Linear regression gradient calculation
This post takes you through the gradient calculation for the linear regression cost function. A deeper dive with more context is available at the Accompanying blog post
Linear regression equation
Below is the linear regression equation:
$$ y = \sum_{j=0}^{n} \theta_j x_j $$
Below is the linear regression cost function
$$\begin{aligned}
& J = \frac{1}{2m} \sum_{i=1}^{m} (\sum_{j=0}^{n} \theta_j x_j^{(i)} - y^{(i)})^2
\end{aligned}$$
Non-vectorized derivative calculation
A non-vectorized calculation of derivatives is performed in this section. First, a list of derivation rules we may need to use are listed below:
$$\begin{aligned}
\frac{d}{dx}(f(x)+g(x)) & = \frac{d}{dx}f(x) + \frac{d}{dx}g(x) \quad\quad && \text{(1.1) Sum rule }\\\
f(x) & =ax^b \Rightarrow \frac{d}{dx}f(x) = bax^{b-1} \quad\quad && \text{(1.2) Power rule }\\\
h(x) & = f(x)g(x) \Rightarrow \frac{d}{dx}h(x) = f(x)\frac{d}{dx}g(x) + \frac{d}{dx}f(x)g(x) \quad\quad && \text{(1.3) Product rule}\\\
h(x) & = g(f(x)) \Rightarrow \frac{d}{dx}h(x) = \frac{d}{dx}g(f(x)) \frac{d}{dx}f(x) \quad\quad && \text{(1.4) Chain rule} \\\
\frac{d}{dx} \left( \frac{f(x)}{g(x)} \right) & = \frac{g(x)\frac{d}{dx}f(x) - f(x)\frac{d}{dx}g(x)}{(g(x))^2} \quad\quad && \text{(1.5) Quotient rule}
\end{aligned}$$
We proceed with the step-by-step derivation of the cost function. Since the cost function is multivariable, our derivatives turn into partial derivatives that need to be calculated for each parameter $\theta_{k}$ .

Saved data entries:
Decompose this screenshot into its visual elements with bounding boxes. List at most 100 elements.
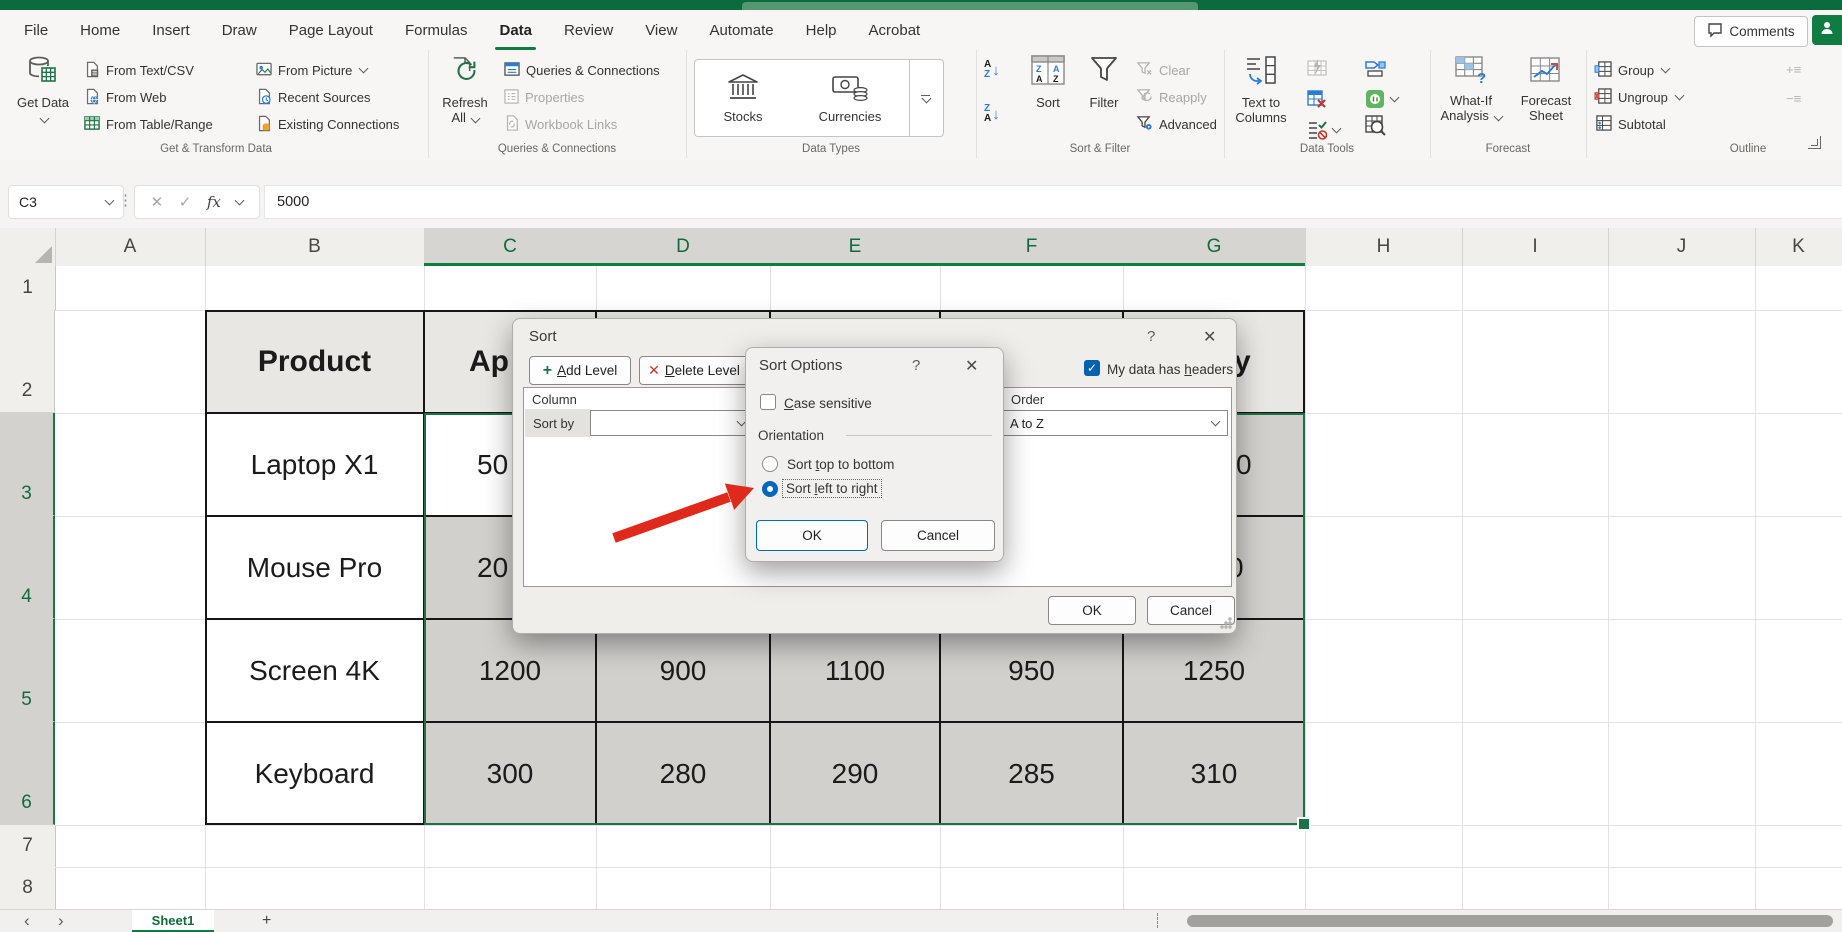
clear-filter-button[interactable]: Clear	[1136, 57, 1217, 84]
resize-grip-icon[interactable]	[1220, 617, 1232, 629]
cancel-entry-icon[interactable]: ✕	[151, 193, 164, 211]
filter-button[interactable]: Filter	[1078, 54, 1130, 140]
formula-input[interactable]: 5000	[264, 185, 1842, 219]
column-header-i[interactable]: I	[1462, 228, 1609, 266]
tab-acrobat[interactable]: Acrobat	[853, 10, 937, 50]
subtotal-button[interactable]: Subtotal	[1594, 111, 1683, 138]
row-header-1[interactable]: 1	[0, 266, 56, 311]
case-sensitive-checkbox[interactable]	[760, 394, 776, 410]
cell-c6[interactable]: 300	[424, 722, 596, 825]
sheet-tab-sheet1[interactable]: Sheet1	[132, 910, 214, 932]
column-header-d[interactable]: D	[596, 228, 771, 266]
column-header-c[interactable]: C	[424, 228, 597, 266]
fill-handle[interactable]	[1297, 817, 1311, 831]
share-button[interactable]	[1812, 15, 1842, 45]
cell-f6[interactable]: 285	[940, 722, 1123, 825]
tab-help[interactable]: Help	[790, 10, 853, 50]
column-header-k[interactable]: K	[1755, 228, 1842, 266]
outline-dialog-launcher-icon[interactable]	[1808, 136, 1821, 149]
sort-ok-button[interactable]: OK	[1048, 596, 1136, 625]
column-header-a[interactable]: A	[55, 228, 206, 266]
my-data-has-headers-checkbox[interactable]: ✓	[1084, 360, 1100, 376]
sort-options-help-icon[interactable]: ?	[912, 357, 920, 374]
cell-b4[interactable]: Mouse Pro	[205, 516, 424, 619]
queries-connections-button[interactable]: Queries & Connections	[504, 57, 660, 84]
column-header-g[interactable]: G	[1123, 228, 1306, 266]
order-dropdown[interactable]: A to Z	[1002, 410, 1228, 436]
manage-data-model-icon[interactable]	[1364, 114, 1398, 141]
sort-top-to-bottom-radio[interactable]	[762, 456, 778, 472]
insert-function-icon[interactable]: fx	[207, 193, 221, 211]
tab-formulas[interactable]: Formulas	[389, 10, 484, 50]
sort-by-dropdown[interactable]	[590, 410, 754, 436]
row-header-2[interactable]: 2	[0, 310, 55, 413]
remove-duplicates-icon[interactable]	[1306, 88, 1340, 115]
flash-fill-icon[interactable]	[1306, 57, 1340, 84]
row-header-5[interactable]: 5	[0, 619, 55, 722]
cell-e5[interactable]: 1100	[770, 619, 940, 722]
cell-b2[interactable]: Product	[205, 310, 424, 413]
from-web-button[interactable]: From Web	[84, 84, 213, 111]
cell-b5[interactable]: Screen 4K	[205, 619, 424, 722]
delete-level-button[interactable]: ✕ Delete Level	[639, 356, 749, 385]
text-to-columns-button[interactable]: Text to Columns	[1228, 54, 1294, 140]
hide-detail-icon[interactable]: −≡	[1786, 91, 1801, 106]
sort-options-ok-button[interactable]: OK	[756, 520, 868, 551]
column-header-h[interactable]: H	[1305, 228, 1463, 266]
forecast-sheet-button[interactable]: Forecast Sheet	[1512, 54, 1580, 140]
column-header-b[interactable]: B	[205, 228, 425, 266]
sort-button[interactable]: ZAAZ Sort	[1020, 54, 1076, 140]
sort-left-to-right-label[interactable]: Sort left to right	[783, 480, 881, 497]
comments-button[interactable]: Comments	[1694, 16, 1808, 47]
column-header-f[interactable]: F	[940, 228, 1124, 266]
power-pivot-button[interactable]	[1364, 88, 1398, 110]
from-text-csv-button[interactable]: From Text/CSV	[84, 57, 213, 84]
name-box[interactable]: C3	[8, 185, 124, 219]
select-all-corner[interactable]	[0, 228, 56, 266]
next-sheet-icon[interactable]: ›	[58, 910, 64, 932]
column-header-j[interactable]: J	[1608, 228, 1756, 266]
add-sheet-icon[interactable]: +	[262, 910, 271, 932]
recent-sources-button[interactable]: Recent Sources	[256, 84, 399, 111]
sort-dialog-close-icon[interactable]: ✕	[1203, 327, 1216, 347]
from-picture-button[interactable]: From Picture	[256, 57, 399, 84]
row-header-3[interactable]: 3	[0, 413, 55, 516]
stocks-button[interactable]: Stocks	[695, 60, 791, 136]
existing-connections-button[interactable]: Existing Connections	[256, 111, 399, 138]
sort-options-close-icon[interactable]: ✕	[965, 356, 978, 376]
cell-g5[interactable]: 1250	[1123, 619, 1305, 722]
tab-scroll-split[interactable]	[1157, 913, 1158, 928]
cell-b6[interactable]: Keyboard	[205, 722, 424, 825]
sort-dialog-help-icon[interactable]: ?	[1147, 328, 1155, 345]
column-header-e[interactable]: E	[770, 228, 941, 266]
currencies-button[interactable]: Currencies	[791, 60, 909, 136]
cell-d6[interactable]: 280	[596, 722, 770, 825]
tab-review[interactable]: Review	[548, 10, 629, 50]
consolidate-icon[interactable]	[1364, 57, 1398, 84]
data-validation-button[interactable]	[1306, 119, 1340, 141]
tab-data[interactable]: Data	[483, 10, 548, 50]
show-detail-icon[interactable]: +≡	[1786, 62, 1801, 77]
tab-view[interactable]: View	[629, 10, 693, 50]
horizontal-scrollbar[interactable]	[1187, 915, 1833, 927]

- OBJECTIVES -
A. Summarize the text on linear regression gradient calculation in two sentences.
B. According to the text on linear regression gradient calculation, why do the derivatives of the cost function turn into partial derivatives?
C. Write the next part of the text on linear regression gradient calculation, starting after its final sentence.

- SET OF ANSWERS -
A. The text gives the linear regression equation and its cost function, then lists the sum, power, product, chain, and quotient rules for a non-vectorized derivative calculation. Because the cost function is multivariable, its derivatives become partial derivatives that must be calculated for each parameter θ_k.

B. The cost function is multivariable.

C.
$$\begin{aligned}
\frac{\partial}{\partial \theta_k }J
& = \frac{\partial}{\partial \theta_k} \left( \frac{1}{2m} \sum_{i=1}^{m} \left( \sum_{j=0}^{n} \theta_j x_j^{(i)} - y^{(i)} \right)^2 \right) \quad\quad &&\text{apply (1.4), (1.2)}\\\
& = \frac{1}{2m} \sum_{i=1}^{m} 2 \left( \sum_{j=0}^{n} \theta_j x_j^{(i)} - y^{(i)} \right) \frac{\partial}{\partial \theta_k} \left( \sum_{j=0}^{n} \theta_j x_j^{(i)} - y^{(i)} \right) \quad\quad &&\text{apply (1.2)} \\\
& = \frac{1}{m} \sum_{i=1}^{m} \left( \sum_{j=0}^{n} \theta_j x_j^{(i)} - y^{(i)} \right) x_k^{(i)}
\end{aligned}$$
Vectorizing the derivation result
Vectorization of our derivation result is performed here. The inner sum can be rewritten as a dot product or a trivial matrix multiplication.
$$\begin{aligned}
& \frac{\partial}{\partial \theta_k }J = \frac{1}{m} \sum_{i=1}^{m} \left( \sum_{j=0}^{n} \theta_j x_j^{(i)} - y^{(i)} \right) x_k^{(i)} \\\
& \frac{\partial}{\partial \theta_k }J = \left( \frac{1}{m} \sum_{i=1}^{m} \left( \boldsymbol{\theta}^T \textbf{x}^{(i)} - y^{(i)} \right) x_k^{(i)} \right)
\end{aligned}$$
Calculating all the partial derivaties at once can be expressed as calculating the vector of partial derivatives, i.e. the gradient.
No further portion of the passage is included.